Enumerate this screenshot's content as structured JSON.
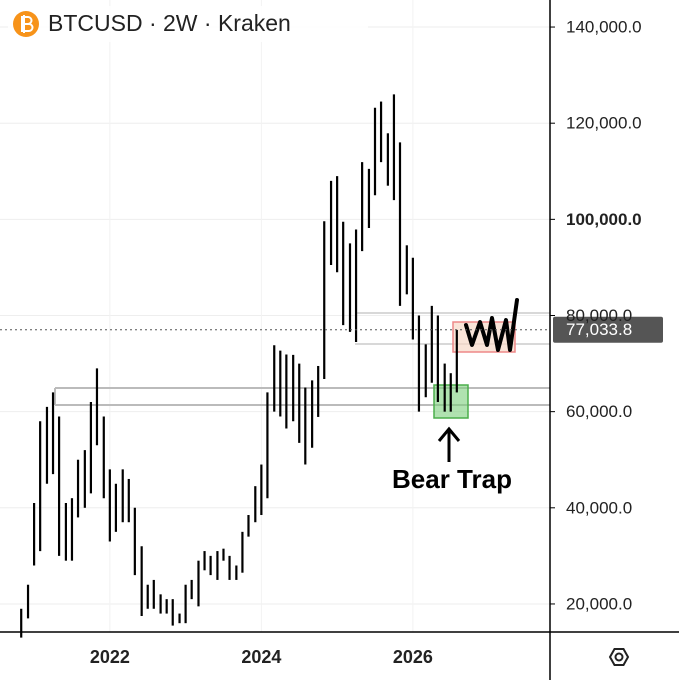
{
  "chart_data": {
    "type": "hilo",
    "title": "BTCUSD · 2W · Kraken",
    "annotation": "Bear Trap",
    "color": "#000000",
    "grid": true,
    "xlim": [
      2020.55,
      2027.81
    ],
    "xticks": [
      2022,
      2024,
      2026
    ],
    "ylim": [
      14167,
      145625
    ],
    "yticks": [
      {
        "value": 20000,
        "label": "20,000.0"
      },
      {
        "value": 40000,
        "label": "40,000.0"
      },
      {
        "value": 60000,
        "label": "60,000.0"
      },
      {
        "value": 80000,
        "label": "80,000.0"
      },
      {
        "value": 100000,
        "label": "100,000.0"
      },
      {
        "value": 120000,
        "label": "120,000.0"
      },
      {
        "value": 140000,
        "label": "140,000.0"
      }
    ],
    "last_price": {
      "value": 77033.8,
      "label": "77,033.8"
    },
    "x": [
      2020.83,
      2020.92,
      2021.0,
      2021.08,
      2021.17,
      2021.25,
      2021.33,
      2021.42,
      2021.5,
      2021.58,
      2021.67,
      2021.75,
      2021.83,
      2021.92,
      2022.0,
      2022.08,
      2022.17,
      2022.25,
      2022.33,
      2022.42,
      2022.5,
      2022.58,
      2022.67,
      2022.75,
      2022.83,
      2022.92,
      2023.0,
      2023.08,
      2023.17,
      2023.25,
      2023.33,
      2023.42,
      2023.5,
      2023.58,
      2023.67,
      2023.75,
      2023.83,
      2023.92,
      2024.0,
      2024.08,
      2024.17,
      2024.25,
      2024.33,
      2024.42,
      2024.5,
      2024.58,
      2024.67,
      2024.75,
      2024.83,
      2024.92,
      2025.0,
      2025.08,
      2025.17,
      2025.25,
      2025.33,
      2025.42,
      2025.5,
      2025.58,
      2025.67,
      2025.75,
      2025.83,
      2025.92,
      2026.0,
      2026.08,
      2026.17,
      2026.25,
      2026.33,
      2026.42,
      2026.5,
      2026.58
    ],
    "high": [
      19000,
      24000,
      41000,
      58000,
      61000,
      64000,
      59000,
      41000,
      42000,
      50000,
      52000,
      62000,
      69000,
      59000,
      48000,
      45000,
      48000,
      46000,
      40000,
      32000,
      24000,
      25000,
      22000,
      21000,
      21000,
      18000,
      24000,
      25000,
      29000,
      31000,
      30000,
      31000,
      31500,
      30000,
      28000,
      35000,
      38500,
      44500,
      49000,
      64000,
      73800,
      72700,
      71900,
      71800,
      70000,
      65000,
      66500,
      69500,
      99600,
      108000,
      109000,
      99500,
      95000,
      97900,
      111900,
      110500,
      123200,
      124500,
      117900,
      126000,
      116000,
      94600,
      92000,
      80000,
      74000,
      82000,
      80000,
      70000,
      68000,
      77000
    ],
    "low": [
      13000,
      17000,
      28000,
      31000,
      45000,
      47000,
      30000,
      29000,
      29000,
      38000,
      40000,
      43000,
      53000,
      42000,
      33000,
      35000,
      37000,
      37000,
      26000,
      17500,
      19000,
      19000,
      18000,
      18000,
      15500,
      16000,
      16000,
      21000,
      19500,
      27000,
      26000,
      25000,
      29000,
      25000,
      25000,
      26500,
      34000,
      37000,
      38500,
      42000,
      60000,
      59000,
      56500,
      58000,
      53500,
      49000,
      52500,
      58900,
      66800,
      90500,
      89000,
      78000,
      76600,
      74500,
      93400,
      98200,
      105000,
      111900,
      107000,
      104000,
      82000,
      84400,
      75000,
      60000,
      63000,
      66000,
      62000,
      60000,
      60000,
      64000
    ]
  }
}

=======

▶ Exercise
Transcribe the whole listing exactly. Pictures stay out of your copy.

▶ Full response
Enumerate this screenshot's content as structured JSON.
{
  "chart_data": {
    "type": "hilo",
    "title": "BTCUSD · 2W · Kraken",
    "annotation": "Bear Trap",
    "color": "#000000",
    "grid": true,
    "xlim": [
      2020.55,
      2027.81
    ],
    "xticks": [
      2022,
      2024,
      2026
    ],
    "ylim": [
      14167,
      145625
    ],
    "yticks": [
      {
        "value": 20000,
        "label": "20,000.0"
      },
      {
        "value": 40000,
        "label": "40,000.0"
      },
      {
        "value": 60000,
        "label": "60,000.0"
      },
      {
        "value": 80000,
        "label": "80,000.0"
      },
      {
        "value": 100000,
        "label": "100,000.0"
      },
      {
        "value": 120000,
        "label": "120,000.0"
      },
      {
        "value": 140000,
        "label": "140,000.0"
      }
    ],
    "last_price": {
      "value": 77033.8,
      "label": "77,033.8"
    },
    "x": [
      2020.83,
      2020.92,
      2021.0,
      2021.08,
      2021.17,
      2021.25,
      2021.33,
      2021.42,
      2021.5,
      2021.58,
      2021.67,
      2021.75,
      2021.83,
      2021.92,
      2022.0,
      2022.08,
      2022.17,
      2022.25,
      2022.33,
      2022.42,
      2022.5,
      2022.58,
      2022.67,
      2022.75,
      2022.83,
      2022.92,
      2023.0,
      2023.08,
      2023.17,
      2023.25,
      2023.33,
      2023.42,
      2023.5,
      2023.58,
      2023.67,
      2023.75,
      2023.83,
      2023.92,
      2024.0,
      2024.08,
      2024.17,
      2024.25,
      2024.33,
      2024.42,
      2024.5,
      2024.58,
      2024.67,
      2024.75,
      2024.83,
      2024.92,
      2025.0,
      2025.08,
      2025.17,
      2025.25,
      2025.33,
      2025.42,
      2025.5,
      2025.58,
      2025.67,
      2025.75,
      2025.83,
      2025.92,
      2026.0,
      2026.08,
      2026.17,
      2026.25,
      2026.33,
      2026.42,
      2026.5,
      2026.58
    ],
    "high": [
      19000,
      24000,
      41000,
      58000,
      61000,
      64000,
      59000,
      41000,
      42000,
      50000,
      52000,
      62000,
      69000,
      59000,
      48000,
      45000,
      48000,
      46000,
      40000,
      32000,
      24000,
      25000,
      22000,
      21000,
      21000,
      18000,
      24000,
      25000,
      29000,
      31000,
      30000,
      31000,
      31500,
      30000,
      28000,
      35000,
      38500,
      44500,
      49000,
      64000,
      73800,
      72700,
      71900,
      71800,
      70000,
      65000,
      66500,
      69500,
      99600,
      108000,
      109000,
      99500,
      95000,
      97900,
      111900,
      110500,
      123200,
      124500,
      117900,
      126000,
      116000,
      94600,
      92000,
      80000,
      74000,
      82000,
      80000,
      70000,
      68000,
      77000
    ],
    "low": [
      13000,
      17000,
      28000,
      31000,
      45000,
      47000,
      30000,
      29000,
      29000,
      38000,
      40000,
      43000,
      53000,
      42000,
      33000,
      35000,
      37000,
      37000,
      26000,
      17500,
      19000,
      19000,
      18000,
      18000,
      15500,
      16000,
      16000,
      21000,
      19500,
      27000,
      26000,
      25000,
      29000,
      25000,
      25000,
      26500,
      34000,
      37000,
      38500,
      42000,
      60000,
      59000,
      56500,
      58000,
      53500,
      49000,
      52500,
      58900,
      66800,
      90500,
      89000,
      78000,
      76600,
      74500,
      93400,
      98200,
      105000,
      111900,
      107000,
      104000,
      82000,
      84400,
      75000,
      60000,
      63000,
      66000,
      62000,
      60000,
      60000,
      64000
    ]
  }
}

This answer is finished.